WHAT YOU WILL DO: Your task is to extract every line from the material below exactly.

THE DATA:
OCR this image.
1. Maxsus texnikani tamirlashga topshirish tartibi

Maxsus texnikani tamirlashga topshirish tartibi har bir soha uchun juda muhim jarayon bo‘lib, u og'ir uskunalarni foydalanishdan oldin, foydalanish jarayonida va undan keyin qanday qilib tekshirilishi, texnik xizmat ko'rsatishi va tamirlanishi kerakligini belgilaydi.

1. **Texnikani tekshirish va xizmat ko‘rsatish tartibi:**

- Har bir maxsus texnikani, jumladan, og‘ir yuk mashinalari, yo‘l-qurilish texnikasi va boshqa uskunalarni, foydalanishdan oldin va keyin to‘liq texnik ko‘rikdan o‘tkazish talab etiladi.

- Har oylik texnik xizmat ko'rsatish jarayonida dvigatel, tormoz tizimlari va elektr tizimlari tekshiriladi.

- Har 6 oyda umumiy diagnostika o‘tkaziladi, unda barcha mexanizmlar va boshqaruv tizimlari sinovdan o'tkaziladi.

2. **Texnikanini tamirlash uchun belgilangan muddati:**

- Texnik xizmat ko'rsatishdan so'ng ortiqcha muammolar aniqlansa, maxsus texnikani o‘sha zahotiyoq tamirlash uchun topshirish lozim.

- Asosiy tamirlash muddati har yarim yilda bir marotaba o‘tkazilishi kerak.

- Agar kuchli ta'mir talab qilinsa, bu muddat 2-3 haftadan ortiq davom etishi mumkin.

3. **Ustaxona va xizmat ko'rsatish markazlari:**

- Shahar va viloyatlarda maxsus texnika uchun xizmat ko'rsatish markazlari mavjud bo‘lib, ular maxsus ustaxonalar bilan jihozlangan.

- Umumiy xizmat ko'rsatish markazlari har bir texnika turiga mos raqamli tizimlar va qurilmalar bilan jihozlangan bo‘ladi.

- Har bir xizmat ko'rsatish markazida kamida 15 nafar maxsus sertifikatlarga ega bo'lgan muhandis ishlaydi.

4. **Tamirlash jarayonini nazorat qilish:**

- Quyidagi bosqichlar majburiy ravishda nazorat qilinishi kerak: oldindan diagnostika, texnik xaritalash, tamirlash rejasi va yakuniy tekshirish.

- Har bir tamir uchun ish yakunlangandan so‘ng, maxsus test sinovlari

OUTPUT FOR THIS EXERCISE:
OCR this image.
1. Maxsus texnikani tamirlashga topshirish tartibi

Maxsus texnikani tamirlashga topshirish tartibi har bir soha uchun juda muhim jarayon bo‘lib, u og'ir uskunalarni foydalanishdan oldin, foydalanish jarayonida va undan keyin qanday qilib tekshirilishi, texnik xizmat ko'rsatishi va tamirlanishi kerakligini belgilaydi.

1. **Texnikani tekshirish va xizmat ko‘rsatish tartibi:**

- Har bir maxsus texnikani, jumladan, og‘ir yuk mashinalari, yo‘l-qurilish texnikasi va boshqa uskunalarni, foydalanishdan oldin va keyin to‘liq texnik ko‘rikdan o‘tkazish talab etiladi.

- Har oylik texnik xizmat ko'rsatish jarayonida dvigatel, tormoz tizimlari va elektr tizimlari tekshiriladi.

- Har 6 oyda umumiy diagnostika o‘tkaziladi, unda barcha mexanizmlar va boshqaruv tizimlari sinovdan o'tkaziladi.

2. **Texnikanini tamirlash uchun belgilangan muddati:**

- Texnik xizmat ko'rsatishdan so'ng ortiqcha muammolar aniqlansa, maxsus texnikani o‘sha zahotiyoq tamirlash uchun topshirish lozim.

- Asosiy tamirlash muddati har yarim yilda bir marotaba o‘tkazilishi kerak.

- Agar kuchli ta'mir talab qilinsa, bu muddat 2-3 haftadan ortiq davom etishi mumkin.

3. **Ustaxona va xizmat ko'rsatish markazlari:**

- Shahar va viloyatlarda maxsus texnika uchun xizmat ko'rsatish markazlari mavjud bo‘lib, ular maxsus ustaxonalar bilan jihozlangan.

- Umumiy xizmat ko'rsatish markazlari har bir texnika turiga mos raqamli tizimlar va qurilmalar bilan jihozlangan bo‘ladi.

- Har bir xizmat ko'rsatish markazida kamida 15 nafar maxsus sertifikatlarga ega bo'lgan muhandis ishlaydi.

4. **Tamirlash jarayonini nazorat qilish:**

- Quyidagi bosqichlar majburiy ravishda nazorat qilinishi kerak: oldindan diagnostika, texnik xaritalash, tamirlash rejasi va yakuniy tekshirish.

- Har bir tamir uchun ish yakunlangandan so‘ng, maxsus test sinovlari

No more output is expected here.